→ Task directions:
Here are records with pictures in them. Copy all of them exactly and leave the pictures out.

Records that describe figures
_ _ _ _
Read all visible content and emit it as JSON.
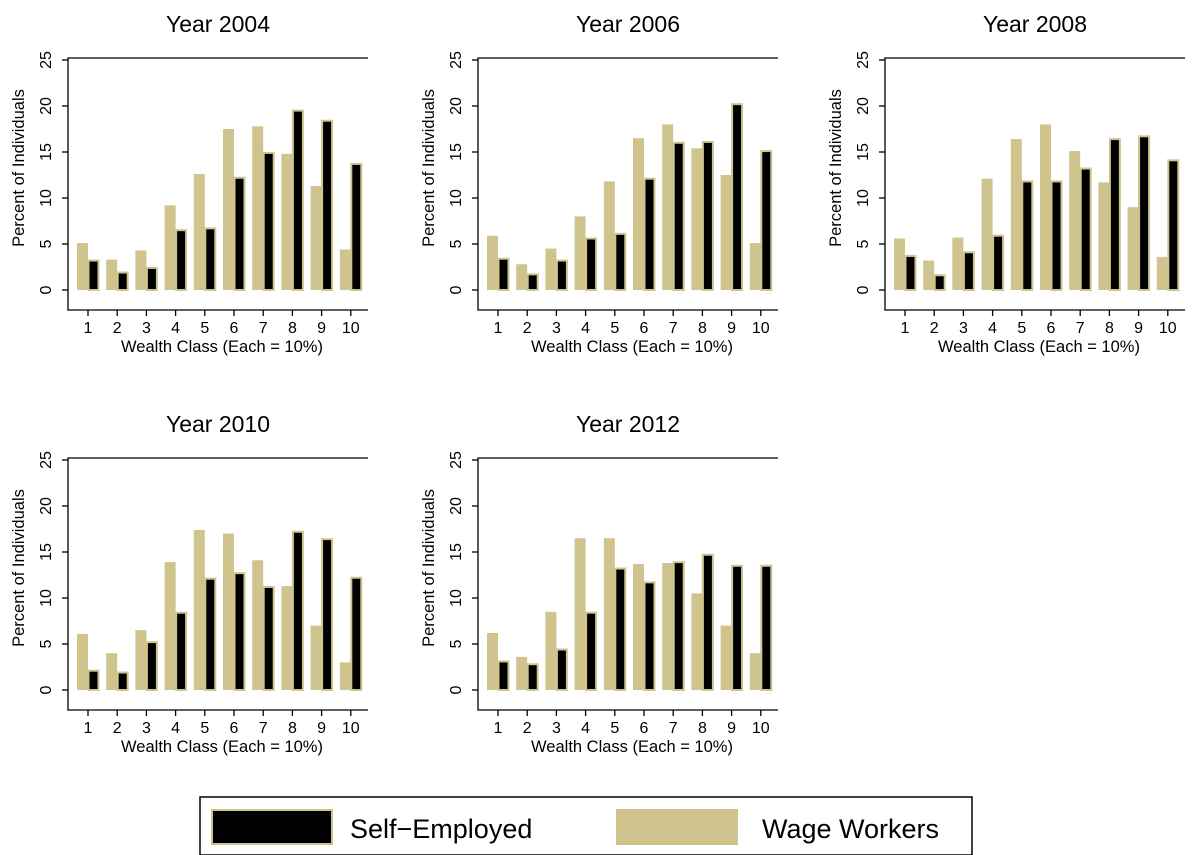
{
  "legend": {
    "entries": [
      {
        "name": "Self−Employed",
        "color": "#000000"
      },
      {
        "name": "Wage Workers",
        "color": "#cfc38e"
      }
    ],
    "placement": "bottom-center"
  },
  "colors": {
    "self_employed_fill": "#000000",
    "wage_workers_fill": "#cfc38e",
    "bar_outline": "#cfc38e"
  },
  "chart_data": [
    {
      "type": "bar",
      "title": "Year 2004",
      "xlabel": "Wealth Class (Each = 10%)",
      "ylabel": "Percent of Individuals",
      "categories": [
        "1",
        "2",
        "3",
        "4",
        "5",
        "6",
        "7",
        "8",
        "9",
        "10"
      ],
      "yticks": [
        "0",
        "5",
        "10",
        "15",
        "20",
        "25"
      ],
      "ylim": [
        0,
        25
      ],
      "grid": false,
      "series": [
        {
          "name": "Wage Workers",
          "values": [
            5.1,
            3.3,
            4.3,
            9.2,
            12.6,
            17.5,
            17.8,
            14.8,
            11.3,
            4.4
          ]
        },
        {
          "name": "Self−Employed",
          "values": [
            3.2,
            1.9,
            2.4,
            6.5,
            6.7,
            12.2,
            14.9,
            19.5,
            18.4,
            13.7
          ]
        }
      ]
    },
    {
      "type": "bar",
      "title": "Year 2006",
      "xlabel": "Wealth Class (Each = 10%)",
      "ylabel": "Percent of Individuals",
      "categories": [
        "1",
        "2",
        "3",
        "4",
        "5",
        "6",
        "7",
        "8",
        "9",
        "10"
      ],
      "yticks": [
        "0",
        "5",
        "10",
        "15",
        "20",
        "25"
      ],
      "ylim": [
        0,
        25
      ],
      "grid": false,
      "series": [
        {
          "name": "Wage Workers",
          "values": [
            5.9,
            2.8,
            4.5,
            8.0,
            11.8,
            16.5,
            18.0,
            15.4,
            12.5,
            5.1
          ]
        },
        {
          "name": "Self−Employed",
          "values": [
            3.4,
            1.7,
            3.2,
            5.6,
            6.1,
            12.1,
            16.0,
            16.1,
            20.2,
            15.1
          ]
        }
      ]
    },
    {
      "type": "bar",
      "title": "Year 2008",
      "xlabel": "Wealth Class (Each = 10%)",
      "ylabel": "Percent of Individuals",
      "categories": [
        "1",
        "2",
        "3",
        "4",
        "5",
        "6",
        "7",
        "8",
        "9",
        "10"
      ],
      "yticks": [
        "0",
        "5",
        "10",
        "15",
        "20",
        "25"
      ],
      "ylim": [
        0,
        25
      ],
      "grid": false,
      "series": [
        {
          "name": "Wage Workers",
          "values": [
            5.6,
            3.2,
            5.7,
            12.1,
            16.4,
            18.0,
            15.1,
            11.7,
            9.0,
            3.6
          ]
        },
        {
          "name": "Self−Employed",
          "values": [
            3.7,
            1.6,
            4.1,
            5.9,
            11.8,
            11.8,
            13.2,
            16.4,
            16.7,
            14.1
          ]
        }
      ]
    },
    {
      "type": "bar",
      "title": "Year 2010",
      "xlabel": "Wealth Class (Each = 10%)",
      "ylabel": "Percent of Individuals",
      "categories": [
        "1",
        "2",
        "3",
        "4",
        "5",
        "6",
        "7",
        "8",
        "9",
        "10"
      ],
      "yticks": [
        "0",
        "5",
        "10",
        "15",
        "20",
        "25"
      ],
      "ylim": [
        0,
        25
      ],
      "grid": false,
      "series": [
        {
          "name": "Wage Workers",
          "values": [
            6.1,
            4.0,
            6.5,
            13.9,
            17.4,
            17.0,
            14.1,
            11.3,
            7.0,
            3.0
          ]
        },
        {
          "name": "Self−Employed",
          "values": [
            2.1,
            1.9,
            5.2,
            8.4,
            12.1,
            12.7,
            11.2,
            17.2,
            16.4,
            12.2
          ]
        }
      ]
    },
    {
      "type": "bar",
      "title": "Year 2012",
      "xlabel": "Wealth Class (Each = 10%)",
      "ylabel": "Percent of Individuals",
      "categories": [
        "1",
        "2",
        "3",
        "4",
        "5",
        "6",
        "7",
        "8",
        "9",
        "10"
      ],
      "yticks": [
        "0",
        "5",
        "10",
        "15",
        "20",
        "25"
      ],
      "ylim": [
        0,
        25
      ],
      "grid": false,
      "series": [
        {
          "name": "Wage Workers",
          "values": [
            6.2,
            3.6,
            8.5,
            16.5,
            16.5,
            13.7,
            13.8,
            10.5,
            7.0,
            4.0
          ]
        },
        {
          "name": "Self−Employed",
          "values": [
            3.1,
            2.8,
            4.4,
            8.4,
            13.2,
            11.7,
            13.9,
            14.7,
            13.5,
            13.5
          ]
        }
      ]
    }
  ]
}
_ _ _ _
→ Written solution:
Read all visible content and emit it as JSON.
{
  "legend": {
    "entries": [
      {
        "name": "Self−Employed",
        "color": "#000000"
      },
      {
        "name": "Wage Workers",
        "color": "#cfc38e"
      }
    ],
    "placement": "bottom-center"
  },
  "colors": {
    "self_employed_fill": "#000000",
    "wage_workers_fill": "#cfc38e",
    "bar_outline": "#cfc38e"
  },
  "chart_data": [
    {
      "type": "bar",
      "title": "Year 2004",
      "xlabel": "Wealth Class (Each = 10%)",
      "ylabel": "Percent of Individuals",
      "categories": [
        "1",
        "2",
        "3",
        "4",
        "5",
        "6",
        "7",
        "8",
        "9",
        "10"
      ],
      "yticks": [
        "0",
        "5",
        "10",
        "15",
        "20",
        "25"
      ],
      "ylim": [
        0,
        25
      ],
      "grid": false,
      "series": [
        {
          "name": "Wage Workers",
          "values": [
            5.1,
            3.3,
            4.3,
            9.2,
            12.6,
            17.5,
            17.8,
            14.8,
            11.3,
            4.4
          ]
        },
        {
          "name": "Self−Employed",
          "values": [
            3.2,
            1.9,
            2.4,
            6.5,
            6.7,
            12.2,
            14.9,
            19.5,
            18.4,
            13.7
          ]
        }
      ]
    },
    {
      "type": "bar",
      "title": "Year 2006",
      "xlabel": "Wealth Class (Each = 10%)",
      "ylabel": "Percent of Individuals",
      "categories": [
        "1",
        "2",
        "3",
        "4",
        "5",
        "6",
        "7",
        "8",
        "9",
        "10"
      ],
      "yticks": [
        "0",
        "5",
        "10",
        "15",
        "20",
        "25"
      ],
      "ylim": [
        0,
        25
      ],
      "grid": false,
      "series": [
        {
          "name": "Wage Workers",
          "values": [
            5.9,
            2.8,
            4.5,
            8.0,
            11.8,
            16.5,
            18.0,
            15.4,
            12.5,
            5.1
          ]
        },
        {
          "name": "Self−Employed",
          "values": [
            3.4,
            1.7,
            3.2,
            5.6,
            6.1,
            12.1,
            16.0,
            16.1,
            20.2,
            15.1
          ]
        }
      ]
    },
    {
      "type": "bar",
      "title": "Year 2008",
      "xlabel": "Wealth Class (Each = 10%)",
      "ylabel": "Percent of Individuals",
      "categories": [
        "1",
        "2",
        "3",
        "4",
        "5",
        "6",
        "7",
        "8",
        "9",
        "10"
      ],
      "yticks": [
        "0",
        "5",
        "10",
        "15",
        "20",
        "25"
      ],
      "ylim": [
        0,
        25
      ],
      "grid": false,
      "series": [
        {
          "name": "Wage Workers",
          "values": [
            5.6,
            3.2,
            5.7,
            12.1,
            16.4,
            18.0,
            15.1,
            11.7,
            9.0,
            3.6
          ]
        },
        {
          "name": "Self−Employed",
          "values": [
            3.7,
            1.6,
            4.1,
            5.9,
            11.8,
            11.8,
            13.2,
            16.4,
            16.7,
            14.1
          ]
        }
      ]
    },
    {
      "type": "bar",
      "title": "Year 2010",
      "xlabel": "Wealth Class (Each = 10%)",
      "ylabel": "Percent of Individuals",
      "categories": [
        "1",
        "2",
        "3",
        "4",
        "5",
        "6",
        "7",
        "8",
        "9",
        "10"
      ],
      "yticks": [
        "0",
        "5",
        "10",
        "15",
        "20",
        "25"
      ],
      "ylim": [
        0,
        25
      ],
      "grid": false,
      "series": [
        {
          "name": "Wage Workers",
          "values": [
            6.1,
            4.0,
            6.5,
            13.9,
            17.4,
            17.0,
            14.1,
            11.3,
            7.0,
            3.0
          ]
        },
        {
          "name": "Self−Employed",
          "values": [
            2.1,
            1.9,
            5.2,
            8.4,
            12.1,
            12.7,
            11.2,
            17.2,
            16.4,
            12.2
          ]
        }
      ]
    },
    {
      "type": "bar",
      "title": "Year 2012",
      "xlabel": "Wealth Class (Each = 10%)",
      "ylabel": "Percent of Individuals",
      "categories": [
        "1",
        "2",
        "3",
        "4",
        "5",
        "6",
        "7",
        "8",
        "9",
        "10"
      ],
      "yticks": [
        "0",
        "5",
        "10",
        "15",
        "20",
        "25"
      ],
      "ylim": [
        0,
        25
      ],
      "grid": false,
      "series": [
        {
          "name": "Wage Workers",
          "values": [
            6.2,
            3.6,
            8.5,
            16.5,
            16.5,
            13.7,
            13.8,
            10.5,
            7.0,
            4.0
          ]
        },
        {
          "name": "Self−Employed",
          "values": [
            3.1,
            2.8,
            4.4,
            8.4,
            13.2,
            11.7,
            13.9,
            14.7,
            13.5,
            13.5
          ]
        }
      ]
    }
  ]
}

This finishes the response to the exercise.